— begin Listed records —
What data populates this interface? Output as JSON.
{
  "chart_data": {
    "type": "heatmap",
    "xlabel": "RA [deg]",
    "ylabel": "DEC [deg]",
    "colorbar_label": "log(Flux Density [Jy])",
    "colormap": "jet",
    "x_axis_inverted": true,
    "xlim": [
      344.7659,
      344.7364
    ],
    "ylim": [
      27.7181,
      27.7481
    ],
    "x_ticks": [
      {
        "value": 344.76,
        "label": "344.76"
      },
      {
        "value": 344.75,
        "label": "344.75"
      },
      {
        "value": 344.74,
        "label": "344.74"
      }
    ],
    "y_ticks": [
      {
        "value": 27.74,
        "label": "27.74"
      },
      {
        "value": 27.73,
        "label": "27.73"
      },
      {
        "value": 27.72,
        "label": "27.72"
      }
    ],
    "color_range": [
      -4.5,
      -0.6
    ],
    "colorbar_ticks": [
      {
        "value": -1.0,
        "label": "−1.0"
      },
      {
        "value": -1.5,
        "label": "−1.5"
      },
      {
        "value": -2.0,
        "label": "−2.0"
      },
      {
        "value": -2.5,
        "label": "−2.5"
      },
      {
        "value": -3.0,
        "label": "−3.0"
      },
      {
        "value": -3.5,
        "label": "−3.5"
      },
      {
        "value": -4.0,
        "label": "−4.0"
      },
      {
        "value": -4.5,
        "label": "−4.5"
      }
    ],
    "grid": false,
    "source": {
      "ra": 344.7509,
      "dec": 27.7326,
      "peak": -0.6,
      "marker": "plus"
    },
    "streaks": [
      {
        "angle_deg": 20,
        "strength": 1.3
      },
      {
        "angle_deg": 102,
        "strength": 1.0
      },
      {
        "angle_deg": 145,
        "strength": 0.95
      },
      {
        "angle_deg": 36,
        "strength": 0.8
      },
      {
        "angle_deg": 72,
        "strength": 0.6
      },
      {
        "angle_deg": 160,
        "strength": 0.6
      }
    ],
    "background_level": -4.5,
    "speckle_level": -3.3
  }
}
— end Listed records —
Task instructions:
Repeat the listing exactly, from its first line to its last.

Exercise response:
What data populates this interface? Output as JSON.
{
  "chart_data": {
    "type": "heatmap",
    "xlabel": "RA [deg]",
    "ylabel": "DEC [deg]",
    "colorbar_label": "log(Flux Density [Jy])",
    "colormap": "jet",
    "x_axis_inverted": true,
    "xlim": [
      344.7659,
      344.7364
    ],
    "ylim": [
      27.7181,
      27.7481
    ],
    "x_ticks": [
      {
        "value": 344.76,
        "label": "344.76"
      },
      {
        "value": 344.75,
        "label": "344.75"
      },
      {
        "value": 344.74,
        "label": "344.74"
      }
    ],
    "y_ticks": [
      {
        "value": 27.74,
        "label": "27.74"
      },
      {
        "value": 27.73,
        "label": "27.73"
      },
      {
        "value": 27.72,
        "label": "27.72"
      }
    ],
    "color_range": [
      -4.5,
      -0.6
    ],
    "colorbar_ticks": [
      {
        "value": -1.0,
        "label": "−1.0"
      },
      {
        "value": -1.5,
        "label": "−1.5"
      },
      {
        "value": -2.0,
        "label": "−2.0"
      },
      {
        "value": -2.5,
        "label": "−2.5"
      },
      {
        "value": -3.0,
        "label": "−3.0"
      },
      {
        "value": -3.5,
        "label": "−3.5"
      },
      {
        "value": -4.0,
        "label": "−4.0"
      },
      {
        "value": -4.5,
        "label": "−4.5"
      }
    ],
    "grid": false,
    "source": {
      "ra": 344.7509,
      "dec": 27.7326,
      "peak": -0.6,
      "marker": "plus"
    },
    "streaks": [
      {
        "angle_deg": 20,
        "strength": 1.3
      },
      {
        "angle_deg": 102,
        "strength": 1.0
      },
      {
        "angle_deg": 145,
        "strength": 0.95
      },
      {
        "angle_deg": 36,
        "strength": 0.8
      },
      {
        "angle_deg": 72,
        "strength": 0.6
      },
      {
        "angle_deg": 160,
        "strength": 0.6
      }
    ],
    "background_level": -4.5,
    "speckle_level": -3.3
  }
}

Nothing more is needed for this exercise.